> **Exercise description**:
Render each line of the listing below as a string in a JSON list, one string per line, omitting blank lines.

> **Data lines**:
━━━━

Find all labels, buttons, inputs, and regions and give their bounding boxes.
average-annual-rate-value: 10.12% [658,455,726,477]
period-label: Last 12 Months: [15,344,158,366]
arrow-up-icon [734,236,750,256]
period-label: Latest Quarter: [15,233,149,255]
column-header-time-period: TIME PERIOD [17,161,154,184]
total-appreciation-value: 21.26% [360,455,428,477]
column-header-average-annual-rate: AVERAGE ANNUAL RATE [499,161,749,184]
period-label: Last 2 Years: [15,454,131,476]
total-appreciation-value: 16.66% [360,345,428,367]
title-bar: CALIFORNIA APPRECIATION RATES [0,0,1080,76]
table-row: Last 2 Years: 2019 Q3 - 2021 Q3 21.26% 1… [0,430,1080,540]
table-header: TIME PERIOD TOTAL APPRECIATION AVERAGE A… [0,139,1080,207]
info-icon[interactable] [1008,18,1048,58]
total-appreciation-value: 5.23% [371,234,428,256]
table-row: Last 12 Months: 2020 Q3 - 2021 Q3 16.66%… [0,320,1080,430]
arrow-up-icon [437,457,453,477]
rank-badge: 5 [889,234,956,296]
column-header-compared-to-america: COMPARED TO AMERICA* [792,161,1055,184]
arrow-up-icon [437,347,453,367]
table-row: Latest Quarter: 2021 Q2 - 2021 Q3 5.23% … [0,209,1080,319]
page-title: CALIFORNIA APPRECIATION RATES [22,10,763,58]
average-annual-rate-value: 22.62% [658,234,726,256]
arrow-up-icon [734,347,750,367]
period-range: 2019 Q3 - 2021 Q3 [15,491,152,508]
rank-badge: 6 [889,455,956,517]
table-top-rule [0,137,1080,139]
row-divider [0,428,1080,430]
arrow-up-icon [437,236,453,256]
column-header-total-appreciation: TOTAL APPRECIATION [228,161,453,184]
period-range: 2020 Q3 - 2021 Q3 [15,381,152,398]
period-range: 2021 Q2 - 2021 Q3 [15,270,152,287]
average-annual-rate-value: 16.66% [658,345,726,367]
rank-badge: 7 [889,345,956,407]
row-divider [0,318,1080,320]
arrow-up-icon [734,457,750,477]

━━━━

> **Solution**:
[
  "Find all labels, buttons, inputs, and regions and give their bounding boxes.",
  "average-annual-rate-value: 10.12% [658,455,726,477]",
  "period-label: Last 12 Months: [15,344,158,366]",
  "arrow-up-icon [734,236,750,256]",
  "period-label: Latest Quarter: [15,233,149,255]",
  "column-header-time-period: TIME PERIOD [17,161,154,184]",
  "total-appreciation-value: 21.26% [360,455,428,477]",
  "column-header-average-annual-rate: AVERAGE ANNUAL RATE [499,161,749,184]",
  "period-label: Last 2 Years: [15,454,131,476]",
  "total-appreciation-value: 16.66% [360,345,428,367]",
  "title-bar: CALIFORNIA APPRECIATION RATES [0,0,1080,76]",
  "table-row: Last 2 Years: 2019 Q3 - 2021 Q3 21.26% 1… [0,430,1080,540]",
  "table-header: TIME PERIOD TOTAL APPRECIATION AVERAGE A… [0,139,1080,207]",
  "info-icon[interactable] [1008,18,1048,58]",
  "total-appreciation-value: 5.23% [371,234,428,256]",
  "table-row: Last 12 Months: 2020 Q3 - 2021 Q3 16.66%… [0,320,1080,430]",
  "arrow-up-icon [437,457,453,477]",
  "rank-badge: 5 [889,234,956,296]",
  "column-header-compared-to-america: COMPARED TO AMERICA* [792,161,1055,184]",
  "arrow-up-icon [437,347,453,367]",
  "table-row: Latest Quarter: 2021 Q2 - 2021 Q3 5.23% … [0,209,1080,319]",
  "page-title: CALIFORNIA APPRECIATION RATES [22,10,763,58]",
  "average-annual-rate-value: 22.62% [658,234,726,256]",
  "arrow-up-icon [734,347,750,367]",
  "period-range: 2019 Q3 - 2021 Q3 [15,491,152,508]",
  "rank-badge: 6 [889,455,956,517]",
  "table-top-rule [0,137,1080,139]",
  "row-divider [0,428,1080,430]",
  "arrow-up-icon [437,236,453,256]",
  "column-header-total-appreciation: TOTAL APPRECIATION [228,161,453,184]",
  "period-range: 2020 Q3 - 2021 Q3 [15,381,152,398]",
  "period-range: 2021 Q2 - 2021 Q3 [15,270,152,287]",
  "average-annual-rate-value: 16.66% [658,345,726,367]",
  "rank-badge: 7 [889,345,956,407]",
  "row-divider [0,318,1080,320]",
  "arrow-up-icon [734,457,750,477]"
]